-- WHAT YOU NEED TO DO --
Reproduce the records below exactly, leaving out any pictures.

Stored entries:

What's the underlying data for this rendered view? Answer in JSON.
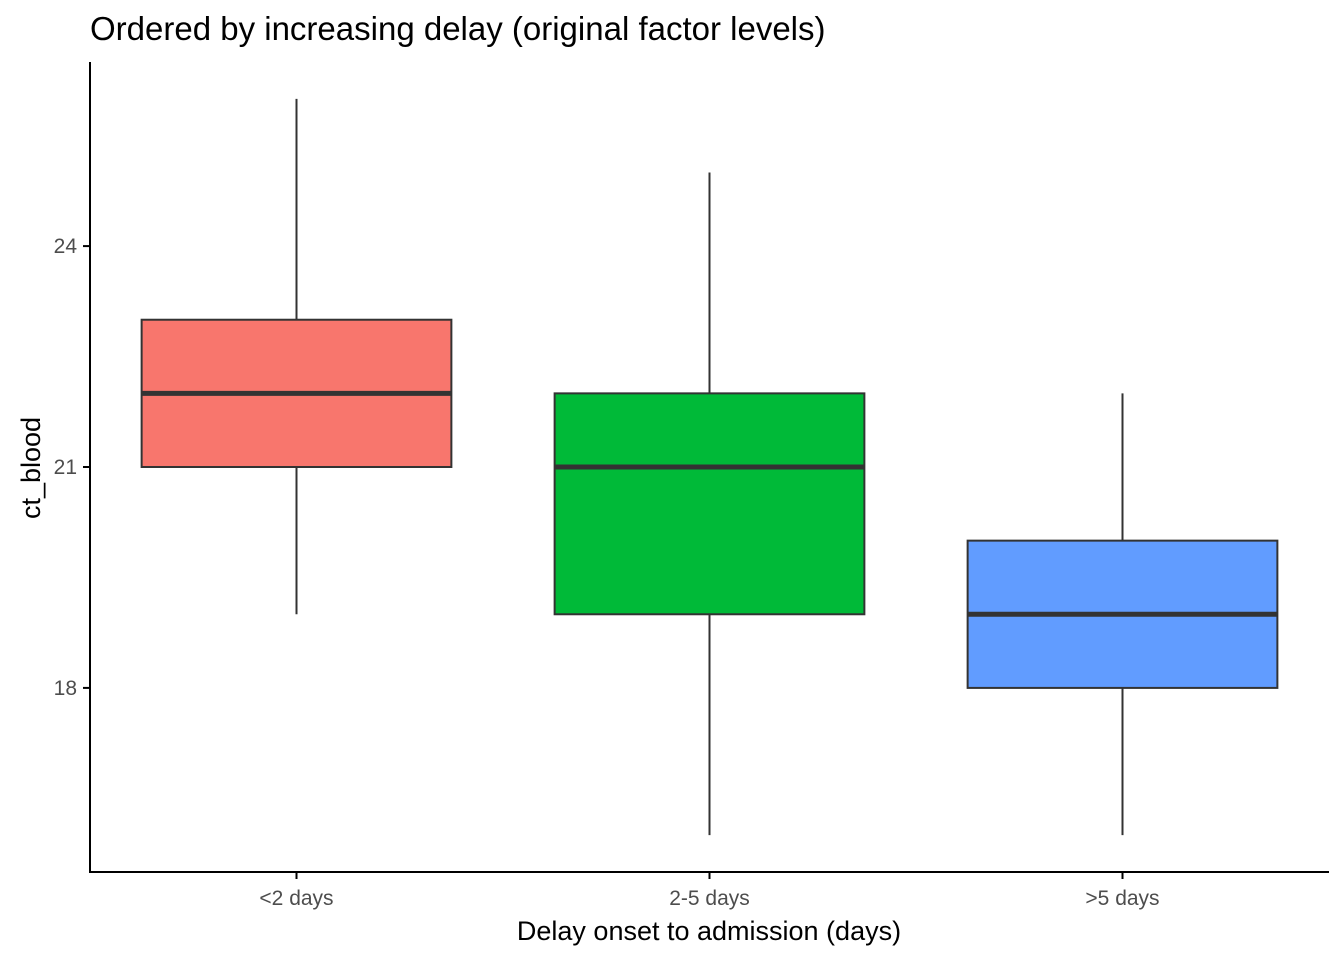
{
  "chart_data": {
    "type": "box",
    "title": "Ordered by increasing delay (original factor levels)",
    "xlabel": "Delay onset to admission (days)",
    "ylabel": "ct_blood",
    "categories": [
      "<2 days",
      "2-5 days",
      ">5 days"
    ],
    "boxes": [
      {
        "category": "<2 days",
        "min": 19,
        "q1": 21,
        "median": 22,
        "q3": 23,
        "max": 26,
        "fill": "#F8766D"
      },
      {
        "category": "2-5 days",
        "min": 16,
        "q1": 19,
        "median": 21,
        "q3": 22,
        "max": 25,
        "fill": "#00BA38"
      },
      {
        "category": ">5 days",
        "min": 16,
        "q1": 18,
        "median": 19,
        "q3": 20,
        "max": 22,
        "fill": "#619CFF"
      }
    ],
    "yticks": [
      18,
      21,
      24
    ],
    "ylim": [
      15.5,
      26.5
    ],
    "grid": false,
    "legend": "none",
    "colors": {
      "box_outline": "#333333",
      "median_line": "#333333",
      "whisker": "#333333",
      "axis": "#000000",
      "tick_label": "#4d4d4d"
    }
  }
}
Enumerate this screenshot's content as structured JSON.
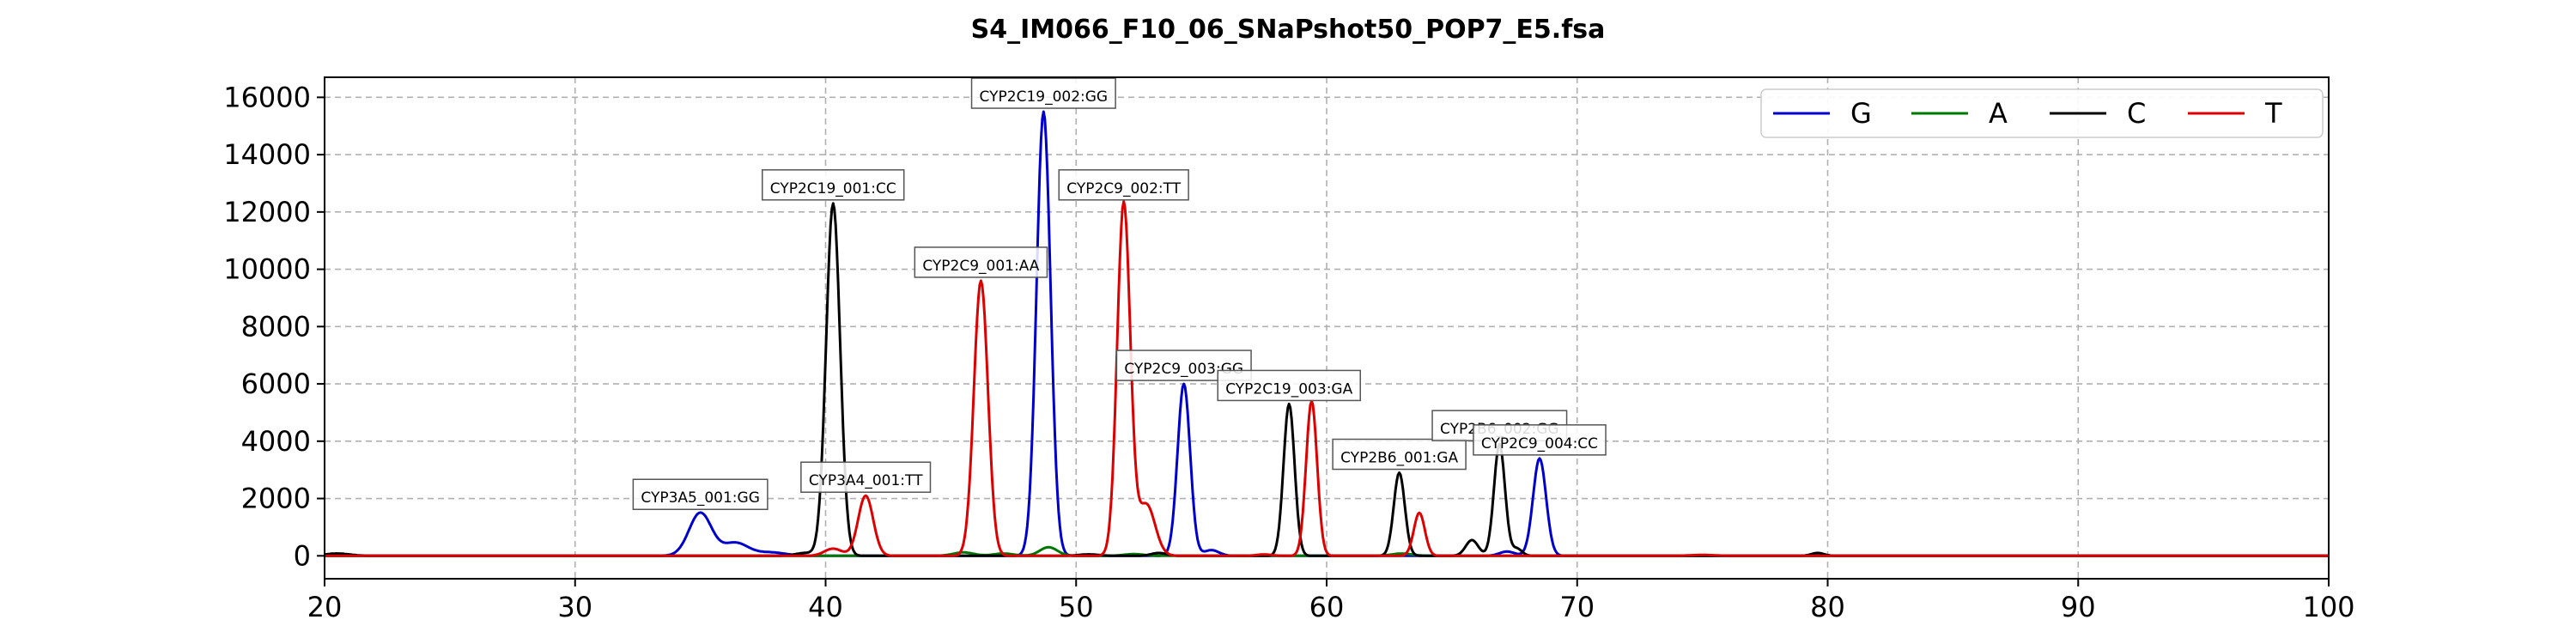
{
  "chart_data": {
    "type": "line",
    "title": "S4_IM066_F10_06_SNaPshot50_POP7_E5.fsa",
    "xlabel": "",
    "ylabel": "",
    "xlim": [
      20,
      100
    ],
    "ylim": [
      -800,
      16700
    ],
    "xticks": [
      20,
      30,
      40,
      50,
      60,
      70,
      80,
      90,
      100
    ],
    "yticks": [
      0,
      2000,
      4000,
      6000,
      8000,
      10000,
      12000,
      14000,
      16000
    ],
    "grid": true,
    "legend_position": "top-right",
    "series": [
      {
        "name": "G",
        "color": "#0000cc",
        "peaks": [
          [
            35.0,
            1500,
            0.45
          ],
          [
            36.4,
            450,
            0.5
          ],
          [
            37.8,
            120,
            0.6
          ],
          [
            48.7,
            15500,
            0.28
          ],
          [
            54.3,
            6000,
            0.25
          ],
          [
            55.4,
            200,
            0.3
          ],
          [
            68.5,
            3400,
            0.26
          ],
          [
            67.2,
            150,
            0.3
          ]
        ]
      },
      {
        "name": "A",
        "color": "#007700",
        "peaks": [
          [
            45.5,
            120,
            0.4
          ],
          [
            47.1,
            80,
            0.4
          ],
          [
            48.9,
            300,
            0.35
          ],
          [
            52.3,
            60,
            0.4
          ],
          [
            63.0,
            80,
            0.4
          ]
        ]
      },
      {
        "name": "C",
        "color": "#000000",
        "peaks": [
          [
            20.5,
            80,
            0.5
          ],
          [
            40.3,
            12300,
            0.28
          ],
          [
            39.2,
            100,
            0.4
          ],
          [
            50.5,
            50,
            0.4
          ],
          [
            53.3,
            100,
            0.3
          ],
          [
            58.5,
            5300,
            0.22
          ],
          [
            62.9,
            2900,
            0.22
          ],
          [
            65.8,
            550,
            0.25
          ],
          [
            66.9,
            3900,
            0.22
          ],
          [
            67.6,
            250,
            0.2
          ],
          [
            79.6,
            100,
            0.25
          ]
        ]
      },
      {
        "name": "T",
        "color": "#dd0000",
        "peaks": [
          [
            40.3,
            250,
            0.35
          ],
          [
            41.6,
            2100,
            0.3
          ],
          [
            46.2,
            9600,
            0.28
          ],
          [
            51.9,
            12300,
            0.26
          ],
          [
            52.8,
            1800,
            0.35
          ],
          [
            59.4,
            5400,
            0.22
          ],
          [
            63.7,
            1500,
            0.22
          ],
          [
            57.5,
            50,
            0.3
          ],
          [
            75.0,
            30,
            0.5
          ]
        ]
      }
    ],
    "annotations": [
      {
        "text": "CYP3A5_001:GG",
        "x": 35.0,
        "y": 1500
      },
      {
        "text": "CYP2C19_001:CC",
        "x": 40.3,
        "y": 12300
      },
      {
        "text": "CYP3A4_001:TT",
        "x": 41.6,
        "y": 2100
      },
      {
        "text": "CYP2C9_001:AA",
        "x": 46.2,
        "y": 9600
      },
      {
        "text": "CYP2C19_002:GG",
        "x": 48.7,
        "y": 15500
      },
      {
        "text": "CYP2C9_002:TT",
        "x": 51.9,
        "y": 12300
      },
      {
        "text": "CYP2C9_003:GG",
        "x": 54.3,
        "y": 6000
      },
      {
        "text": "CYP2C19_003:GA",
        "x": 58.5,
        "y": 5300
      },
      {
        "text": "CYP2B6_001:GA",
        "x": 62.9,
        "y": 2900
      },
      {
        "text": "CYP2B6_002:GG",
        "x": 66.9,
        "y": 3900
      },
      {
        "text": "CYP2C9_004:CC",
        "x": 68.5,
        "y": 3400
      }
    ]
  }
}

-- REPLY TO THE TASK --
What's the underlying data for this rendered view? Answer in JSON.
{
  "chart_data": {
    "type": "box",
    "title": "Ordered by increasing delay (original factor levels)",
    "xlabel": "Delay onset to admission (days)",
    "ylabel": "ct_blood",
    "categories": [
      "<2 days",
      "2-5 days",
      ">5 days"
    ],
    "boxes": [
      {
        "category": "<2 days",
        "min": 19,
        "q1": 21,
        "median": 22,
        "q3": 23,
        "max": 26,
        "fill": "#F8766D"
      },
      {
        "category": "2-5 days",
        "min": 16,
        "q1": 19,
        "median": 21,
        "q3": 22,
        "max": 25,
        "fill": "#00BA38"
      },
      {
        "category": ">5 days",
        "min": 16,
        "q1": 18,
        "median": 19,
        "q3": 20,
        "max": 22,
        "fill": "#619CFF"
      }
    ],
    "yticks": [
      18,
      21,
      24
    ],
    "ylim": [
      15.5,
      26.5
    ],
    "grid": false,
    "legend": "none",
    "colors": {
      "box_outline": "#333333",
      "median_line": "#333333",
      "whisker": "#333333",
      "axis": "#000000",
      "tick_label": "#4d4d4d"
    }
  }
}
Enumerate this screenshot's content as structured JSON.
{
  "chart_data": {
    "type": "line",
    "title": "S4_IM066_F10_06_SNaPshot50_POP7_E5.fsa",
    "xlabel": "",
    "ylabel": "",
    "xlim": [
      20,
      100
    ],
    "ylim": [
      -800,
      16700
    ],
    "xticks": [
      20,
      30,
      40,
      50,
      60,
      70,
      80,
      90,
      100
    ],
    "yticks": [
      0,
      2000,
      4000,
      6000,
      8000,
      10000,
      12000,
      14000,
      16000
    ],
    "grid": true,
    "legend_position": "top-right",
    "series": [
      {
        "name": "G",
        "color": "#0000cc",
        "peaks": [
          [
            35.0,
            1500,
            0.45
          ],
          [
            36.4,
            450,
            0.5
          ],
          [
            37.8,
            120,
            0.6
          ],
          [
            48.7,
            15500,
            0.28
          ],
          [
            54.3,
            6000,
            0.25
          ],
          [
            55.4,
            200,
            0.3
          ],
          [
            68.5,
            3400,
            0.26
          ],
          [
            67.2,
            150,
            0.3
          ]
        ]
      },
      {
        "name": "A",
        "color": "#007700",
        "peaks": [
          [
            45.5,
            120,
            0.4
          ],
          [
            47.1,
            80,
            0.4
          ],
          [
            48.9,
            300,
            0.35
          ],
          [
            52.3,
            60,
            0.4
          ],
          [
            63.0,
            80,
            0.4
          ]
        ]
      },
      {
        "name": "C",
        "color": "#000000",
        "peaks": [
          [
            20.5,
            80,
            0.5
          ],
          [
            40.3,
            12300,
            0.28
          ],
          [
            39.2,
            100,
            0.4
          ],
          [
            50.5,
            50,
            0.4
          ],
          [
            53.3,
            100,
            0.3
          ],
          [
            58.5,
            5300,
            0.22
          ],
          [
            62.9,
            2900,
            0.22
          ],
          [
            65.8,
            550,
            0.25
          ],
          [
            66.9,
            3900,
            0.22
          ],
          [
            67.6,
            250,
            0.2
          ],
          [
            79.6,
            100,
            0.25
          ]
        ]
      },
      {
        "name": "T",
        "color": "#dd0000",
        "peaks": [
          [
            40.3,
            250,
            0.35
          ],
          [
            41.6,
            2100,
            0.3
          ],
          [
            46.2,
            9600,
            0.28
          ],
          [
            51.9,
            12300,
            0.26
          ],
          [
            52.8,
            1800,
            0.35
          ],
          [
            59.4,
            5400,
            0.22
          ],
          [
            63.7,
            1500,
            0.22
          ],
          [
            57.5,
            50,
            0.3
          ],
          [
            75.0,
            30,
            0.5
          ]
        ]
      }
    ],
    "annotations": [
      {
        "text": "CYP3A5_001:GG",
        "x": 35.0,
        "y": 1500
      },
      {
        "text": "CYP2C19_001:CC",
        "x": 40.3,
        "y": 12300
      },
      {
        "text": "CYP3A4_001:TT",
        "x": 41.6,
        "y": 2100
      },
      {
        "text": "CYP2C9_001:AA",
        "x": 46.2,
        "y": 9600
      },
      {
        "text": "CYP2C19_002:GG",
        "x": 48.7,
        "y": 15500
      },
      {
        "text": "CYP2C9_002:TT",
        "x": 51.9,
        "y": 12300
      },
      {
        "text": "CYP2C9_003:GG",
        "x": 54.3,
        "y": 6000
      },
      {
        "text": "CYP2C19_003:GA",
        "x": 58.5,
        "y": 5300
      },
      {
        "text": "CYP2B6_001:GA",
        "x": 62.9,
        "y": 2900
      },
      {
        "text": "CYP2B6_002:GG",
        "x": 66.9,
        "y": 3900
      },
      {
        "text": "CYP2C9_004:CC",
        "x": 68.5,
        "y": 3400
      }
    ]
  }
}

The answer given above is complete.